▶ **EXERCISE DIRECTIONS**: Transcribe the listing word for word.
____ SOURCE DATA
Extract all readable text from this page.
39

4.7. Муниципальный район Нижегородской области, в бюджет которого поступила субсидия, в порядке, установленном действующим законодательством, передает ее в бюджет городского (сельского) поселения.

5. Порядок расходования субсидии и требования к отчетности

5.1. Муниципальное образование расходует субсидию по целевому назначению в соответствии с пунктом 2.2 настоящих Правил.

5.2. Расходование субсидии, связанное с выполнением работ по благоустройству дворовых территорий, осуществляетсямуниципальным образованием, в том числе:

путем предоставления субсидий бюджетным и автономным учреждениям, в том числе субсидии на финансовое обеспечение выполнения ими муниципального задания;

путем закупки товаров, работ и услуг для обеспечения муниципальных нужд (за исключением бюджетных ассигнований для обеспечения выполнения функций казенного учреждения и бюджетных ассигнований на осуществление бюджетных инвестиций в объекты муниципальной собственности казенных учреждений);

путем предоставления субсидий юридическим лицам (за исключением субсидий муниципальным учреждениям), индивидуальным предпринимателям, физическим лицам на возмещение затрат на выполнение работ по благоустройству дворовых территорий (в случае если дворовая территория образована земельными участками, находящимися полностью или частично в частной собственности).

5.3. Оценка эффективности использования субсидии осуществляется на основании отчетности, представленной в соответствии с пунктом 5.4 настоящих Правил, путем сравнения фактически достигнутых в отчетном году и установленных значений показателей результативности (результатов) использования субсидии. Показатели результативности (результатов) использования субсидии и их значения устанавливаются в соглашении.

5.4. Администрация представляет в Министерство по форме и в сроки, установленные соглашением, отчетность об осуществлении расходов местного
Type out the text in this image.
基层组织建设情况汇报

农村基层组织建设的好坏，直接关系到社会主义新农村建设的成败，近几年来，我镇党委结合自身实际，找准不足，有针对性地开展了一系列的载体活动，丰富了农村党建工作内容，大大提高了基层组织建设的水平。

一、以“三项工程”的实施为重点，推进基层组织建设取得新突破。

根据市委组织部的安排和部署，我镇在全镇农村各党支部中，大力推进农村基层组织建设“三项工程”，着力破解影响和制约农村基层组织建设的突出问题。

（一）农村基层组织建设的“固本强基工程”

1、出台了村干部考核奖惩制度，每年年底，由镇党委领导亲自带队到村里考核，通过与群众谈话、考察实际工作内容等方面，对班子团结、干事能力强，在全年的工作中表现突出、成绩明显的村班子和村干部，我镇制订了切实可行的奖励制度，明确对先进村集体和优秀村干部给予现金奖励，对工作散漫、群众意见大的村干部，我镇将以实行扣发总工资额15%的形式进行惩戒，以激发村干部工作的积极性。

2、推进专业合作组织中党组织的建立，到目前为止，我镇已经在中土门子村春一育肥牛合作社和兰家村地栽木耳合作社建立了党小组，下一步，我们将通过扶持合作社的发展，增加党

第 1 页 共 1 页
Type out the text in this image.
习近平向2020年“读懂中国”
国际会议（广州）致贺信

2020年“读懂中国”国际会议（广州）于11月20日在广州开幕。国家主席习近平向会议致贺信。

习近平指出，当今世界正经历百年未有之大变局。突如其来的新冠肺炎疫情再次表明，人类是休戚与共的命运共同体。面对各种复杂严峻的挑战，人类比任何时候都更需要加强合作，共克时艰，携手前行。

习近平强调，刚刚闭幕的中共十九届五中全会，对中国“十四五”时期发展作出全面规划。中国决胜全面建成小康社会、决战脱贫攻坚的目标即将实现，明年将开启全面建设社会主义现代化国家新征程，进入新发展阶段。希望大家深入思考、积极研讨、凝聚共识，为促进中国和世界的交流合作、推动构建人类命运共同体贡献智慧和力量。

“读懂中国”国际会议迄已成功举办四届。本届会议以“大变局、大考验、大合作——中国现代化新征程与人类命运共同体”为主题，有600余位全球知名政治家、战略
________
▶ **SOLUTION TO THE PROBLEM**:
Extract all readable text from this page.
39

4.7. Муниципальный район Нижегородской области, в бюджет которого поступила субсидия, в порядке, установленном действующим законодательством, передает ее в бюджет городского (сельского) поселения.

5. Порядок расходования субсидии и требования к отчетности

5.1. Муниципальное образование расходует субсидию по целевому назначению в соответствии с пунктом 2.2 настоящих Правил.

5.2. Расходование субсидии, связанное с выполнением работ по благоустройству дворовых территорий, осуществляетсямуниципальным образованием, в том числе:

путем предоставления субсидий бюджетным и автономным учреждениям, в том числе субсидии на финансовое обеспечение выполнения ими муниципального задания;

путем закупки товаров, работ и услуг для обеспечения муниципальных нужд (за исключением бюджетных ассигнований для обеспечения выполнения функций казенного учреждения и бюджетных ассигнований на осуществление бюджетных инвестиций в объекты муниципальной собственности казенных учреждений);

путем предоставления субсидий юридическим лицам (за исключением субсидий муниципальным учреждениям), индивидуальным предпринимателям, физическим лицам на возмещение затрат на выполнение работ по благоустройству дворовых территорий (в случае если дворовая территория образована земельными участками, находящимися полностью или частично в частной собственности).

5.3. Оценка эффективности использования субсидии осуществляется на основании отчетности, представленной в соответствии с пунктом 5.4 настоящих Правил, путем сравнения фактически достигнутых в отчетном году и установленных значений показателей результативности (результатов) использования субсидии. Показатели результативности (результатов) использования субсидии и их значения устанавливаются в соглашении.

5.4. Администрация представляет в Министерство по форме и в сроки, установленные соглашением, отчетность об осуществлении расходов местного
Type out the text in this image.
基层组织建设情况汇报

农村基层组织建设的好坏，直接关系到社会主义新农村建设的成败，近几年来，我镇党委结合自身实际，找准不足，有针对性地开展了一系列的载体活动，丰富了农村党建工作内容，大大提高了基层组织建设的水平。

一、以“三项工程”的实施为重点，推进基层组织建设取得新突破。

根据市委组织部的安排和部署，我镇在全镇农村各党支部中，大力推进农村基层组织建设“三项工程”，着力破解影响和制约农村基层组织建设的突出问题。

（一）农村基层组织建设的“固本强基工程”

1、出台了村干部考核奖惩制度，每年年底，由镇党委领导亲自带队到村里考核，通过与群众谈话、考察实际工作内容等方面，对班子团结、干事能力强，在全年的工作中表现突出、成绩明显的村班子和村干部，我镇制订了切实可行的奖励制度，明确对先进村集体和优秀村干部给予现金奖励，对工作散漫、群众意见大的村干部，我镇将以实行扣发总工资额15%的形式进行惩戒，以激发村干部工作的积极性。

2、推进专业合作组织中党组织的建立，到目前为止，我镇已经在中土门子村春一育肥牛合作社和兰家村地栽木耳合作社建立了党小组，下一步，我们将通过扶持合作社的发展，增加党

第 1 页 共 1 页
Type out the text in this image.
习近平向2020年“读懂中国”
国际会议（广州）致贺信

2020年“读懂中国”国际会议（广州）于11月20日在广州开幕。国家主席习近平向会议致贺信。

习近平指出，当今世界正经历百年未有之大变局。突如其来的新冠肺炎疫情再次表明，人类是休戚与共的命运共同体。面对各种复杂严峻的挑战，人类比任何时候都更需要加强合作，共克时艰，携手前行。

习近平强调，刚刚闭幕的中共十九届五中全会，对中国“十四五”时期发展作出全面规划。中国决胜全面建成小康社会、决战脱贫攻坚的目标即将实现，明年将开启全面建设社会主义现代化国家新征程，进入新发展阶段。希望大家深入思考、积极研讨、凝聚共识，为促进中国和世界的交流合作、推动构建人类命运共同体贡献智慧和力量。

“读懂中国”国际会议迄已成功举办四届。本届会议以“大变局、大考验、大合作——中国现代化新征程与人类命运共同体”为主题，有600余位全球知名政治家、战略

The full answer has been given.